_YOUR INSTRUCTIONS_:
Please pull out every line that includes the string "الأشخاص".

Data records:
+ + +
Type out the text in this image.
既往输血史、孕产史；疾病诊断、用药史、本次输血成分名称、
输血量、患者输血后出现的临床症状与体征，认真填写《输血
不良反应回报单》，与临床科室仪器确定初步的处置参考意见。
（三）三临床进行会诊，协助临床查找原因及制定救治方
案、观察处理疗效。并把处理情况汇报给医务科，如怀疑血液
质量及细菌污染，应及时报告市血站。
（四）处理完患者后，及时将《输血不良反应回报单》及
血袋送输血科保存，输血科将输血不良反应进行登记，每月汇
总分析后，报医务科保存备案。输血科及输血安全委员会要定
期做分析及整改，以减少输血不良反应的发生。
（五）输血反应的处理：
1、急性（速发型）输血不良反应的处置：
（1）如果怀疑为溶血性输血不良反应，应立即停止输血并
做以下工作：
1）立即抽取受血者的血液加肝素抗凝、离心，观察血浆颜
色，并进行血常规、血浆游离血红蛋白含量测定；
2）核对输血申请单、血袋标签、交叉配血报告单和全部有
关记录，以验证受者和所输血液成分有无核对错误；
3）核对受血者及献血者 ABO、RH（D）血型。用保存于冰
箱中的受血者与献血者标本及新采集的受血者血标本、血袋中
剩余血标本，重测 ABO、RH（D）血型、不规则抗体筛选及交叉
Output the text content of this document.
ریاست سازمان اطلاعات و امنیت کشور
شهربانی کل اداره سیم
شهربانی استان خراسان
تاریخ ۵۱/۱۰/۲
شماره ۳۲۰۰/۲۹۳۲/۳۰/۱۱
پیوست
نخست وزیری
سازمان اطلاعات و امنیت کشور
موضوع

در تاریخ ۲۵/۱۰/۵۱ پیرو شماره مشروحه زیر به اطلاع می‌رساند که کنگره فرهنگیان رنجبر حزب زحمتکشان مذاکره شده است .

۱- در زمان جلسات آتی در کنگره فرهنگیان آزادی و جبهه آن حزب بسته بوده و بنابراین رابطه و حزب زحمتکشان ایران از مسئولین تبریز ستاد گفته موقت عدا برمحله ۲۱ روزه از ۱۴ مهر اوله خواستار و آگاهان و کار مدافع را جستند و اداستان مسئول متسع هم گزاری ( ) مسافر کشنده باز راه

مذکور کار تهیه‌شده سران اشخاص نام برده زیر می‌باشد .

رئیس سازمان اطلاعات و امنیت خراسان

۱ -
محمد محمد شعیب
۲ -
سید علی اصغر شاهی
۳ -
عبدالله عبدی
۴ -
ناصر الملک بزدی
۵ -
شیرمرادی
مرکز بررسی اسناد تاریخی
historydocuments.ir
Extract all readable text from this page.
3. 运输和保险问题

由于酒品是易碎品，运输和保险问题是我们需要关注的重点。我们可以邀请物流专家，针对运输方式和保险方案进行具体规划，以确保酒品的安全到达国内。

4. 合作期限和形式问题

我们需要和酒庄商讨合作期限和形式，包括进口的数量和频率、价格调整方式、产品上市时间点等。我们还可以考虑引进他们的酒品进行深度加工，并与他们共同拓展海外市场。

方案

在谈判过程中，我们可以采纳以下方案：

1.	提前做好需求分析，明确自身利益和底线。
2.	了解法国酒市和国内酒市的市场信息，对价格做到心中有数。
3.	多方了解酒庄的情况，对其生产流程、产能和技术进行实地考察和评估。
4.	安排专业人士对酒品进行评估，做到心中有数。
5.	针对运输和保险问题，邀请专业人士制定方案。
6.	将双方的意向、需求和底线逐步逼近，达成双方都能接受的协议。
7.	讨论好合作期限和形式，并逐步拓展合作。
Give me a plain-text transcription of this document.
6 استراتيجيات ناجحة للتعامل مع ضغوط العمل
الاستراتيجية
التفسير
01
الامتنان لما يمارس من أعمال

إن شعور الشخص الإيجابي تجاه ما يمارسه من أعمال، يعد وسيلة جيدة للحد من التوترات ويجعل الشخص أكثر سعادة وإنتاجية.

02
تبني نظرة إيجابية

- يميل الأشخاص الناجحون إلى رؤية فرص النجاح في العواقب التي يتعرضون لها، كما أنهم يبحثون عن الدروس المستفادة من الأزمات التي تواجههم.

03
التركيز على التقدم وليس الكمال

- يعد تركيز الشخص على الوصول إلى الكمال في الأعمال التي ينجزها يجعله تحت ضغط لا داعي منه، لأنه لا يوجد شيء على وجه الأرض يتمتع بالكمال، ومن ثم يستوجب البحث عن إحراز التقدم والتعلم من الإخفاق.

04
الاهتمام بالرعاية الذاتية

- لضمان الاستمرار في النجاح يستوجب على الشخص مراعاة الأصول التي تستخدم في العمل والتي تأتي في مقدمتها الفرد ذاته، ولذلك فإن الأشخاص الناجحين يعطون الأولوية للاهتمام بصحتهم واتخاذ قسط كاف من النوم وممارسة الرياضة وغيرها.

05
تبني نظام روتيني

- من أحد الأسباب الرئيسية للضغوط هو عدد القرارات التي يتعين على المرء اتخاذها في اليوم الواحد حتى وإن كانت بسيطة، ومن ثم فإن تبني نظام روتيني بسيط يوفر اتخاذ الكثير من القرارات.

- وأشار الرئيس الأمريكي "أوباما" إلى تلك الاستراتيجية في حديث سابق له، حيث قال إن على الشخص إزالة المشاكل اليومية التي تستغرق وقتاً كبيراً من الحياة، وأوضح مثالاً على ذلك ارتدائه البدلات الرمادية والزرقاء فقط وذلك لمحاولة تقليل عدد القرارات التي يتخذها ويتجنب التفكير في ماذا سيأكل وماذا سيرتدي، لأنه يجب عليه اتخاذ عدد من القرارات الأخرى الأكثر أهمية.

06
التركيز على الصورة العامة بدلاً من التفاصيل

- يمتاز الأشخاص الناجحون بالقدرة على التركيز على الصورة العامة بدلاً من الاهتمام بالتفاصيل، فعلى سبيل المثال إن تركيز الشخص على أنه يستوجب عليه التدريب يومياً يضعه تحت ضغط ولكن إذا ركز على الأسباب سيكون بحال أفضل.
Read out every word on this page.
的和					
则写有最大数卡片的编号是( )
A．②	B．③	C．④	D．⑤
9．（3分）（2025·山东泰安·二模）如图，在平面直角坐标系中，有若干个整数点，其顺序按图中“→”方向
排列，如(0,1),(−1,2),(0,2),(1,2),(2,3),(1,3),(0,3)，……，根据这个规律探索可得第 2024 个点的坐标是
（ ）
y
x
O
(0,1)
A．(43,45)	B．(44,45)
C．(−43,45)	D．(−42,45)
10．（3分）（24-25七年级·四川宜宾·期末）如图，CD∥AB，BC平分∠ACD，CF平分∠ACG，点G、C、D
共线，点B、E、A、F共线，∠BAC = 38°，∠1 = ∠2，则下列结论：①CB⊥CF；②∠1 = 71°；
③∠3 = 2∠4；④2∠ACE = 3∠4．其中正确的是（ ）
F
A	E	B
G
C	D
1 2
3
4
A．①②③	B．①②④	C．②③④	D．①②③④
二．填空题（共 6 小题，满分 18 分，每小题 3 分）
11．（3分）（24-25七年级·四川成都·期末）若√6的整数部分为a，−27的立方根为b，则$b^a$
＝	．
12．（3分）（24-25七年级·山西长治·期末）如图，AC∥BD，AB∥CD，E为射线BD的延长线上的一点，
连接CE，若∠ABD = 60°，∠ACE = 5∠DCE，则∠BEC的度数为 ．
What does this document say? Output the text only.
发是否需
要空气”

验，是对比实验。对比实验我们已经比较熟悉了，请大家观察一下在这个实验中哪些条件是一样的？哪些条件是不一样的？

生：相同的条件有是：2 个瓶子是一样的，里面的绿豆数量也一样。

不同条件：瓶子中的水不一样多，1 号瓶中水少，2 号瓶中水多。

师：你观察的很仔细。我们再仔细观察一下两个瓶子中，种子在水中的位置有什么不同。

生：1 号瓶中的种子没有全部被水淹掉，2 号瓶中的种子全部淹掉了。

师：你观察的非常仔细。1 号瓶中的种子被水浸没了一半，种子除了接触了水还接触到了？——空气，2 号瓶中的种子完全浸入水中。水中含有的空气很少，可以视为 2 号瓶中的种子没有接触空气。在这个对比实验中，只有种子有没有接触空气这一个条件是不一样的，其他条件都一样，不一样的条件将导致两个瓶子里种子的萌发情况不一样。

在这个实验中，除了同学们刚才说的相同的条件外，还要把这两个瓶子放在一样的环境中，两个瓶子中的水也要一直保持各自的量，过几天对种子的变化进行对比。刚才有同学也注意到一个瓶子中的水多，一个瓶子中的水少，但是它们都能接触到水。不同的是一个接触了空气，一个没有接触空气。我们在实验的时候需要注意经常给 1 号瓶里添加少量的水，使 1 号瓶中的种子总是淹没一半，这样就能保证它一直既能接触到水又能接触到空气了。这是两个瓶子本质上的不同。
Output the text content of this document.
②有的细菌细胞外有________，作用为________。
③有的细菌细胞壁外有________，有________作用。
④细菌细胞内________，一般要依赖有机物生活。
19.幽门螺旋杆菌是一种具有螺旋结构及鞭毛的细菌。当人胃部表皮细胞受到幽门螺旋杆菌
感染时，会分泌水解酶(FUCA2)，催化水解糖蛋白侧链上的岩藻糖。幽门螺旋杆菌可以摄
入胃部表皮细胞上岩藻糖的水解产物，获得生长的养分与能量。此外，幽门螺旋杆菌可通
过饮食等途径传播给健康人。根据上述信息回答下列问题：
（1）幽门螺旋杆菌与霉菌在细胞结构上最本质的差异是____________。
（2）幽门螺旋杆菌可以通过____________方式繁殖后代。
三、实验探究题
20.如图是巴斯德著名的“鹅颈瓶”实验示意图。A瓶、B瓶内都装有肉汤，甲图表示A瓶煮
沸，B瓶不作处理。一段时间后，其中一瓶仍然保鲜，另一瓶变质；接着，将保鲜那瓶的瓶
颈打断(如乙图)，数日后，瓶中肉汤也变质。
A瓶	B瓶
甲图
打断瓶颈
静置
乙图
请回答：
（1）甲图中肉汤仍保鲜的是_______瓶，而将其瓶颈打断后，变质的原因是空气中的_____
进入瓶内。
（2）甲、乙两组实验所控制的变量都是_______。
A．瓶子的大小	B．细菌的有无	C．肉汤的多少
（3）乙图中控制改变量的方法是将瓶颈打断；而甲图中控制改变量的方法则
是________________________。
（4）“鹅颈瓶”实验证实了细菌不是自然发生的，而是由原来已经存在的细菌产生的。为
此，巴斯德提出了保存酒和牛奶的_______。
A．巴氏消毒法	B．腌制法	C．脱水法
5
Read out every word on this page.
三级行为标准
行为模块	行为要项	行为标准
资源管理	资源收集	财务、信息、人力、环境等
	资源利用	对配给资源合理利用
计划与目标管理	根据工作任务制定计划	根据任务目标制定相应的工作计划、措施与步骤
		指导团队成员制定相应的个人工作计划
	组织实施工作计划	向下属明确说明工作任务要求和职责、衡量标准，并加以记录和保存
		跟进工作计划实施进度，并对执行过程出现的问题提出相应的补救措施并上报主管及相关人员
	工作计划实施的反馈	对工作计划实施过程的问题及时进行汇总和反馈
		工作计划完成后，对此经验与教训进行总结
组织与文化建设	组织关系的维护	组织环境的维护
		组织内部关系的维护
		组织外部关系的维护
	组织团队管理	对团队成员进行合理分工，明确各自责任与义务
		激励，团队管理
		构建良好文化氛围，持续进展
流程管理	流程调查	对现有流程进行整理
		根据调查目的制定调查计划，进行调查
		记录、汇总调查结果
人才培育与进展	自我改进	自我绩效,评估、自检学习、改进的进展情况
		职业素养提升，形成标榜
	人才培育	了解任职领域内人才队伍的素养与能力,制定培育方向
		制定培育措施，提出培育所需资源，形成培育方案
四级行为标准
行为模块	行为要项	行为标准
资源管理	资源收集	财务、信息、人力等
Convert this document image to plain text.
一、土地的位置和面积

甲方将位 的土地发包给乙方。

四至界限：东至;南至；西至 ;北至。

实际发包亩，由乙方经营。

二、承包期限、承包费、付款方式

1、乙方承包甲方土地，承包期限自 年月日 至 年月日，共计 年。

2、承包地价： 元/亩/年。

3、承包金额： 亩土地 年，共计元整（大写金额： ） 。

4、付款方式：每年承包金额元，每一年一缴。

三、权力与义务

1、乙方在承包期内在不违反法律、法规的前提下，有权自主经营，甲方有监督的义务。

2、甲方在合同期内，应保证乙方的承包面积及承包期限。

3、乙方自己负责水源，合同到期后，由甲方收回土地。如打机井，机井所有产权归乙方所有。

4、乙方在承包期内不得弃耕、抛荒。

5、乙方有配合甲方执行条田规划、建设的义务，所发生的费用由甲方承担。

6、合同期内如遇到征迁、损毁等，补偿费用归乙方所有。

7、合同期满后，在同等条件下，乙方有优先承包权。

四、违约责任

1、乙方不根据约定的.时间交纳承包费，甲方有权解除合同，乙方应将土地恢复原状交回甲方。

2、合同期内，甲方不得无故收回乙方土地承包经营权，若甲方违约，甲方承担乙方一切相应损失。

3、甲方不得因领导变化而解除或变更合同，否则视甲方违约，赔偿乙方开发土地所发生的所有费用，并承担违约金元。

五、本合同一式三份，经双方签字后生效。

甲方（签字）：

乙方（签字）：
+ + +
_ANSWER FOR THIS EXERCISE_:
- يميل الأشخاص الناجحون إلى رؤية فرص النجاح في العواقب التي يتعرضون لها، كما أنهم يبحثون عن الدروس المستفادة من الأزمات التي تواجههم.
- لضمان الاستمرار في النجاح يستوجب على الشخص مراعاة الأصول التي تستخدم في العمل والتي تأتي في مقدمتها الفرد ذاته، ولذلك فإن الأشخاص الناجحين يعطون الأولوية للاهتمام بصحتهم واتخاذ قسط كاف من النوم وممارسة الرياضة وغيرها.
- يمتاز الأشخاص الناجحون بالقدرة على التركيز على الصورة العامة بدلاً من الاهتمام بالتفاصيل، فعلى سبيل المثال إن تركيز الشخص على أنه يستوجب عليه التدريب يومياً يضعه تحت ضغط ولكن إذا ركز على الأسباب سيكون بحال أفضل.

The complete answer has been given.